Objective |
Extract the entries in their exact form.

Extracted information |
■ ■ ■
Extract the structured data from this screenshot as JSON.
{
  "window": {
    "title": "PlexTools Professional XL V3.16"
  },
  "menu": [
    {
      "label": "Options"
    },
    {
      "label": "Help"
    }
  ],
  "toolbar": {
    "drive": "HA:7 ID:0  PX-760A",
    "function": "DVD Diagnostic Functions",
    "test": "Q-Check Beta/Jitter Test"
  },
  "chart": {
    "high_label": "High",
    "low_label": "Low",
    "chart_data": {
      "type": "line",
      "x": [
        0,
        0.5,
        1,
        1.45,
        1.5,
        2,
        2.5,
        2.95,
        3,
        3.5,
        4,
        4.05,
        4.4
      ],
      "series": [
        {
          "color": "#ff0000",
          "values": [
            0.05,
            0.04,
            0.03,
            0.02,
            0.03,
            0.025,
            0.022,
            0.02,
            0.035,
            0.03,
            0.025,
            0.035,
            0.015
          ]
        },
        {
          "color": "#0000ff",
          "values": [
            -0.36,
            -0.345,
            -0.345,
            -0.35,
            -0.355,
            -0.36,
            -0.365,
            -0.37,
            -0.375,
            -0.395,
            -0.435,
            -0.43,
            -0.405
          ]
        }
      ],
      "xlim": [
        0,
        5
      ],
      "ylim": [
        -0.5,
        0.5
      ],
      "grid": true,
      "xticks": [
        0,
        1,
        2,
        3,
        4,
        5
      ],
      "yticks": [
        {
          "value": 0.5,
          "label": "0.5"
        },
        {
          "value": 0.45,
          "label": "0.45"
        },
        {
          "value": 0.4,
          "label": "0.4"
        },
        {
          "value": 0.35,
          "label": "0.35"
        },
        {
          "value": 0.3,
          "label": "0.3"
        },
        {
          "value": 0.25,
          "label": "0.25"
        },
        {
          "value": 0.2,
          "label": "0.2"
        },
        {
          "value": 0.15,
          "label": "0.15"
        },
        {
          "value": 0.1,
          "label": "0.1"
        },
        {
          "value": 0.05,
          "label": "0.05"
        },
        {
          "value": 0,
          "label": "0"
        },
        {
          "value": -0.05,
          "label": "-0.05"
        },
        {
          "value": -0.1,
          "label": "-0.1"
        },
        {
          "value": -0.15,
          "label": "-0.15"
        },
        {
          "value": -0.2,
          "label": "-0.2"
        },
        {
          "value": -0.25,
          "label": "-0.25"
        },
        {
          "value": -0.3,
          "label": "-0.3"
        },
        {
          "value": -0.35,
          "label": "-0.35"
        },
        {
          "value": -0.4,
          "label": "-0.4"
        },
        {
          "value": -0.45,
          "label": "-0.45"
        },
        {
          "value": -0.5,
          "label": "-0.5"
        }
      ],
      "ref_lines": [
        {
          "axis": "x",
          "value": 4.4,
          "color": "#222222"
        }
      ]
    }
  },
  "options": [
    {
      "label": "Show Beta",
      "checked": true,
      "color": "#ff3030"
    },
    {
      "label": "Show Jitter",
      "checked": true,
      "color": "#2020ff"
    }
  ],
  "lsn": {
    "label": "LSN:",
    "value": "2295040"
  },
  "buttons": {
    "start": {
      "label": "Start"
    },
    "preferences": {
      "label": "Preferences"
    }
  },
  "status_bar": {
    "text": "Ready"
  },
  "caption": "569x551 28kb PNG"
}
■ ■ ■
Solved problem |
Extract the structured data from this screenshot as JSON.
{
  "window": {
    "title": "PlexTools Professional XL V3.16"
  },
  "menu": [
    {
      "label": "Options"
    },
    {
      "label": "Help"
    }
  ],
  "toolbar": {
    "drive": "HA:7 ID:0  PX-760A",
    "function": "DVD Diagnostic Functions",
    "test": "Q-Check Beta/Jitter Test"
  },
  "chart": {
    "high_label": "High",
    "low_label": "Low",
    "chart_data": {
      "type": "line",
      "x": [
        0,
        0.5,
        1,
        1.45,
        1.5,
        2,
        2.5,
        2.95,
        3,
        3.5,
        4,
        4.05,
        4.4
      ],
      "series": [
        {
          "color": "#ff0000",
          "values": [
            0.05,
            0.04,
            0.03,
            0.02,
            0.03,
            0.025,
            0.022,
            0.02,
            0.035,
            0.03,
            0.025,
            0.035,
            0.015
          ]
        },
        {
          "color": "#0000ff",
          "values": [
            -0.36,
            -0.345,
            -0.345,
            -0.35,
            -0.355,
            -0.36,
            -0.365,
            -0.37,
            -0.375,
            -0.395,
            -0.435,
            -0.43,
            -0.405
          ]
        }
      ],
      "xlim": [
        0,
        5
      ],
      "ylim": [
        -0.5,
        0.5
      ],
      "grid": true,
      "xticks": [
        0,
        1,
        2,
        3,
        4,
        5
      ],
      "yticks": [
        {
          "value": 0.5,
          "label": "0.5"
        },
        {
          "value": 0.45,
          "label": "0.45"
        },
        {
          "value": 0.4,
          "label": "0.4"
        },
        {
          "value": 0.35,
          "label": "0.35"
        },
        {
          "value": 0.3,
          "label": "0.3"
        },
        {
          "value": 0.25,
          "label": "0.25"
        },
        {
          "value": 0.2,
          "label": "0.2"
        },
        {
          "value": 0.15,
          "label": "0.15"
        },
        {
          "value": 0.1,
          "label": "0.1"
        },
        {
          "value": 0.05,
          "label": "0.05"
        },
        {
          "value": 0,
          "label": "0"
        },
        {
          "value": -0.05,
          "label": "-0.05"
        },
        {
          "value": -0.1,
          "label": "-0.1"
        },
        {
          "value": -0.15,
          "label": "-0.15"
        },
        {
          "value": -0.2,
          "label": "-0.2"
        },
        {
          "value": -0.25,
          "label": "-0.25"
        },
        {
          "value": -0.3,
          "label": "-0.3"
        },
        {
          "value": -0.35,
          "label": "-0.35"
        },
        {
          "value": -0.4,
          "label": "-0.4"
        },
        {
          "value": -0.45,
          "label": "-0.45"
        },
        {
          "value": -0.5,
          "label": "-0.5"
        }
      ],
      "ref_lines": [
        {
          "axis": "x",
          "value": 4.4,
          "color": "#222222"
        }
      ]
    }
  },
  "options": [
    {
      "label": "Show Beta",
      "checked": true,
      "color": "#ff3030"
    },
    {
      "label": "Show Jitter",
      "checked": true,
      "color": "#2020ff"
    }
  ],
  "lsn": {
    "label": "LSN:",
    "value": "2295040"
  },
  "buttons": {
    "start": {
      "label": "Start"
    },
    "preferences": {
      "label": "Preferences"
    }
  },
  "status_bar": {
    "text": "Ready"
  },
  "caption": "569x551 28kb PNG"
}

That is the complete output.